▶ **Stated task**
Records follow. Pull out every line that contains "have".

▶ **Task data**
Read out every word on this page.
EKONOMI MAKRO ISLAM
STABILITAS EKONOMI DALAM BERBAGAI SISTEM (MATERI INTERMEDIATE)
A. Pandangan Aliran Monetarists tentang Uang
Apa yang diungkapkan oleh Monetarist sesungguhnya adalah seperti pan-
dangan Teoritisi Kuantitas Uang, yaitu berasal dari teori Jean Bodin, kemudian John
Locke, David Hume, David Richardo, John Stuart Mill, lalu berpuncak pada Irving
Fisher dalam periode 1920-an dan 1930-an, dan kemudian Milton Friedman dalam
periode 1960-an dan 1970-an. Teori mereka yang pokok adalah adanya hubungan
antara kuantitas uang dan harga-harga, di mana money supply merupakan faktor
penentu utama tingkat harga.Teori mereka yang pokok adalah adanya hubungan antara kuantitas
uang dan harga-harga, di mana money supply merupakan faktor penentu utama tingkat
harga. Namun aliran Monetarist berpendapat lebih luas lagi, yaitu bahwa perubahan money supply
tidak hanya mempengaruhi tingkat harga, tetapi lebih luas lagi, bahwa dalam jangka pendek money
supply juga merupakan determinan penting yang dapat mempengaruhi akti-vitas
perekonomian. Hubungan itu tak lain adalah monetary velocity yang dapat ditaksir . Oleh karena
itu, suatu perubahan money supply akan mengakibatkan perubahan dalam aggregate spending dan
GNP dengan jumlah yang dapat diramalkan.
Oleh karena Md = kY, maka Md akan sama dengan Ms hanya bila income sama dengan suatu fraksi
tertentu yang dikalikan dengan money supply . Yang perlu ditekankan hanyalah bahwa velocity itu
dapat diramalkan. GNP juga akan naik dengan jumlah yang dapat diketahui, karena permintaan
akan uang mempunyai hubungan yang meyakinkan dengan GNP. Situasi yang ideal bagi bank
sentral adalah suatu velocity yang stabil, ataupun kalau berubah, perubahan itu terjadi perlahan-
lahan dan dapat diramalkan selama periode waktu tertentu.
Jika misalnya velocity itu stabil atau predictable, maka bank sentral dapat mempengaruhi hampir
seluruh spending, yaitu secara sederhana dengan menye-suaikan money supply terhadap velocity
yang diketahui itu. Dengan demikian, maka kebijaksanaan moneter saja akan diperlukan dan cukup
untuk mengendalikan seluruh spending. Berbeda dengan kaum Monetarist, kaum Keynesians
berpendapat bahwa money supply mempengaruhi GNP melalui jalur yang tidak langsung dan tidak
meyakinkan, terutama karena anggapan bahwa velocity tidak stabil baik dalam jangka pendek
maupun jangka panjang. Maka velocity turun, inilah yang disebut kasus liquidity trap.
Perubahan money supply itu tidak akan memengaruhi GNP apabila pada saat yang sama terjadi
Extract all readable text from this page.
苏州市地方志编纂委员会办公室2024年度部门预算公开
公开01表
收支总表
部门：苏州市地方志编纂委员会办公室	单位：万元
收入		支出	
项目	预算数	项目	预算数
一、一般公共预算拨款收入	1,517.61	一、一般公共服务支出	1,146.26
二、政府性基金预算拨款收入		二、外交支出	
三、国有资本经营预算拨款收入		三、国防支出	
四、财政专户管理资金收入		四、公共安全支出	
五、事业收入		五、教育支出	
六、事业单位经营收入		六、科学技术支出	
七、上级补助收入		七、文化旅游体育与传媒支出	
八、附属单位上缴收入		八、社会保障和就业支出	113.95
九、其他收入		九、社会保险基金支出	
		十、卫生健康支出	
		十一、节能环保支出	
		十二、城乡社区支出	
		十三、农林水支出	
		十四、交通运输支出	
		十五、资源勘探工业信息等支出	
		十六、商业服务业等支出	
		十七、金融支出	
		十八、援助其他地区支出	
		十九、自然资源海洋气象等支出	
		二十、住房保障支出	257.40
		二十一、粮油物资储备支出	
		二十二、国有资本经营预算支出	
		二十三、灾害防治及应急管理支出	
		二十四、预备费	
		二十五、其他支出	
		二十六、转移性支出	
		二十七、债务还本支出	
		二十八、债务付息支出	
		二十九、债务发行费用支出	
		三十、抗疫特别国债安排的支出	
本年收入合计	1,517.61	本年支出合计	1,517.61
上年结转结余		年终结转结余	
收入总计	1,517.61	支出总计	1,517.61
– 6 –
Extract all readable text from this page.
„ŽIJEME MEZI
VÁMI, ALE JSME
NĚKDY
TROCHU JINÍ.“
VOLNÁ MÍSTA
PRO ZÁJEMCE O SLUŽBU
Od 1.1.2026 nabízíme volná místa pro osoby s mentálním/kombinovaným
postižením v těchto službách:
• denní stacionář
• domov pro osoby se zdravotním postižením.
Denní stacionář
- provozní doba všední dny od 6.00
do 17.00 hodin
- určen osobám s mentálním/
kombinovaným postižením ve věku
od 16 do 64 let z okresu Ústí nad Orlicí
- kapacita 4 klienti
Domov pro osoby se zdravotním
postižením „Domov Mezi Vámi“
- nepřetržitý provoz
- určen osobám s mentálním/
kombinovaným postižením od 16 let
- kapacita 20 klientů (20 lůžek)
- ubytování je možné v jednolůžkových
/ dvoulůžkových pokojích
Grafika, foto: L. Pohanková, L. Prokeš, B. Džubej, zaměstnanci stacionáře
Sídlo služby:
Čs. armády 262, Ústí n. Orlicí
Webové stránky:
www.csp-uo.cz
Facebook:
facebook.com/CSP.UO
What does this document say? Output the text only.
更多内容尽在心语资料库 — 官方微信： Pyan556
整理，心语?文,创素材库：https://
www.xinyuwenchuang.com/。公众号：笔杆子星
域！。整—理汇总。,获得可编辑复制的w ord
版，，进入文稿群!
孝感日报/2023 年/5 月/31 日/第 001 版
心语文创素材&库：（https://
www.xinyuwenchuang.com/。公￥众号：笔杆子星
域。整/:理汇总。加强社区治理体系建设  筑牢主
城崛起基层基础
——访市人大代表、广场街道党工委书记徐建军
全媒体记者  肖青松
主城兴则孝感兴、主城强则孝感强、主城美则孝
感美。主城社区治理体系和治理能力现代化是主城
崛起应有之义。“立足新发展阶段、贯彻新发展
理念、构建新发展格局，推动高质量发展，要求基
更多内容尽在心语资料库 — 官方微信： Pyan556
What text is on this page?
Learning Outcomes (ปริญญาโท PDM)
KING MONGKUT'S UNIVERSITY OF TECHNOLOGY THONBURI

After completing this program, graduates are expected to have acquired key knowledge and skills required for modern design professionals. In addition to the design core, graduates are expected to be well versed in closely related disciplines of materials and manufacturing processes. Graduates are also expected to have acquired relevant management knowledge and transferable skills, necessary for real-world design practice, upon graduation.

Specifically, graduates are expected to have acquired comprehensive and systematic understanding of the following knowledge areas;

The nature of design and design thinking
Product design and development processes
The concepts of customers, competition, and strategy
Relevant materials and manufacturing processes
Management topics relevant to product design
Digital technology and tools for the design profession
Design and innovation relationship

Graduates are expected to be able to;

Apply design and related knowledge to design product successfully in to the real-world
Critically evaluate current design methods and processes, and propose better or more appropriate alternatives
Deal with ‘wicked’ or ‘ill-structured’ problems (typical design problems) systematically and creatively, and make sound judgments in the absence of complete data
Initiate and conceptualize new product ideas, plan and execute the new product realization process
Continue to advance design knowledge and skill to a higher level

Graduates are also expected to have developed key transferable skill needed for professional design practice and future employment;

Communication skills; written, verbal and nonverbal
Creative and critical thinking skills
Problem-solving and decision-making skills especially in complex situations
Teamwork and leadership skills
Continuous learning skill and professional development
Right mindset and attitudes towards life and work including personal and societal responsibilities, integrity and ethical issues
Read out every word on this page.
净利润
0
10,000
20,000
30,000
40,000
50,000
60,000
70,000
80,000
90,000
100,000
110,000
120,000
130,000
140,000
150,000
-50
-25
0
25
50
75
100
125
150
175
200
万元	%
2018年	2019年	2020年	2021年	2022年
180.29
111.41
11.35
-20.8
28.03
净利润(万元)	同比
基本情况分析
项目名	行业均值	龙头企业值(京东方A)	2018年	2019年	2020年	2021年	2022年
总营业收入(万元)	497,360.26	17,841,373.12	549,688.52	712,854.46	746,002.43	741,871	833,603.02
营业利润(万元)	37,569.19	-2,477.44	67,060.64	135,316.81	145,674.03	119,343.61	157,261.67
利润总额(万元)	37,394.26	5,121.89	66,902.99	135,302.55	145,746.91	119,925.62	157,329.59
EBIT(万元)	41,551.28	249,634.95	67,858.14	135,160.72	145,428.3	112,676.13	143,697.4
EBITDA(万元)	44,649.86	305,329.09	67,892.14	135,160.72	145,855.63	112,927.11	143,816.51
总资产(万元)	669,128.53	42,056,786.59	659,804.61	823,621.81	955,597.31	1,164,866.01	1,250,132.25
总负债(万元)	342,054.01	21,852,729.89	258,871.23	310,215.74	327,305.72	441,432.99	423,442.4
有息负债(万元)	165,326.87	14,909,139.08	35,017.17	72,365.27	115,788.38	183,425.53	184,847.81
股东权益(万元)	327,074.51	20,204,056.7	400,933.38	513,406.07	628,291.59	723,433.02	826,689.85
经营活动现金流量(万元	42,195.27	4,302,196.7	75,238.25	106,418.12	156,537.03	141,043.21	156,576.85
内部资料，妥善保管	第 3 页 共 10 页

▶ **Written answer**
After completing this program, graduates are expected to have acquired key knowledge and skills required for modern design professionals. In addition to the design core, graduates are expected to be well versed in closely related disciplines of materials and manufacturing processes. Graduates are also expected to have acquired relevant management knowledge and transferable skills, necessary for real-world design practice, upon graduation.
Specifically, graduates are expected to have acquired comprehensive and systematic understanding of the following knowledge areas;
Graduates are also expected to have developed key transferable skill needed for professional design practice and future employment;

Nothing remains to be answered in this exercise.